▶ TASK BRIEF:
Copy every record word for word.

-- begin PROVIDED ENTRIES --

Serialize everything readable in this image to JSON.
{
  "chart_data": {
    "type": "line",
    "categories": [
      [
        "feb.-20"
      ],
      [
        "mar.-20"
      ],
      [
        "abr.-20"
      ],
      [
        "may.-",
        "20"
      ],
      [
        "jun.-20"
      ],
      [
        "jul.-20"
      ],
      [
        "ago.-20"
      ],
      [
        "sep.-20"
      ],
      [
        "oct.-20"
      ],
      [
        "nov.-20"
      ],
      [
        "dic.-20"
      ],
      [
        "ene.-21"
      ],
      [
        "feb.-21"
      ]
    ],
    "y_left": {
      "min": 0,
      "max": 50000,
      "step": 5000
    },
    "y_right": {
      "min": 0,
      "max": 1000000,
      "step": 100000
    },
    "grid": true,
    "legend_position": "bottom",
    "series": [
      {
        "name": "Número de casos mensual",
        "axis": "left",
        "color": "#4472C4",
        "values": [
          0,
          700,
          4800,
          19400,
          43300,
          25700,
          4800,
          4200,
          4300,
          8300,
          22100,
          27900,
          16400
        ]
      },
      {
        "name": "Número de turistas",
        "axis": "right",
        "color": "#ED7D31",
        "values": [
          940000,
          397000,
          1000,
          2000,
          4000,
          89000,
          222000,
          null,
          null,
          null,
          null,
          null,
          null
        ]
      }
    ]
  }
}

-- end PROVIDED ENTRIES --

▶ PROBLEM SOLUTION:
Serialize everything readable in this image to JSON.
{
  "chart_data": {
    "type": "line",
    "categories": [
      [
        "feb.-20"
      ],
      [
        "mar.-20"
      ],
      [
        "abr.-20"
      ],
      [
        "may.-",
        "20"
      ],
      [
        "jun.-20"
      ],
      [
        "jul.-20"
      ],
      [
        "ago.-20"
      ],
      [
        "sep.-20"
      ],
      [
        "oct.-20"
      ],
      [
        "nov.-20"
      ],
      [
        "dic.-20"
      ],
      [
        "ene.-21"
      ],
      [
        "feb.-21"
      ]
    ],
    "y_left": {
      "min": 0,
      "max": 50000,
      "step": 5000
    },
    "y_right": {
      "min": 0,
      "max": 1000000,
      "step": 100000
    },
    "grid": true,
    "legend_position": "bottom",
    "series": [
      {
        "name": "Número de casos mensual",
        "axis": "left",
        "color": "#4472C4",
        "values": [
          0,
          700,
          4800,
          19400,
          43300,
          25700,
          4800,
          4200,
          4300,
          8300,
          22100,
          27900,
          16400
        ]
      },
      {
        "name": "Número de turistas",
        "axis": "right",
        "color": "#ED7D31",
        "values": [
          940000,
          397000,
          1000,
          2000,
          4000,
          89000,
          222000,
          null,
          null,
          null,
          null,
          null,
          null
        ]
      }
    ]
  }
}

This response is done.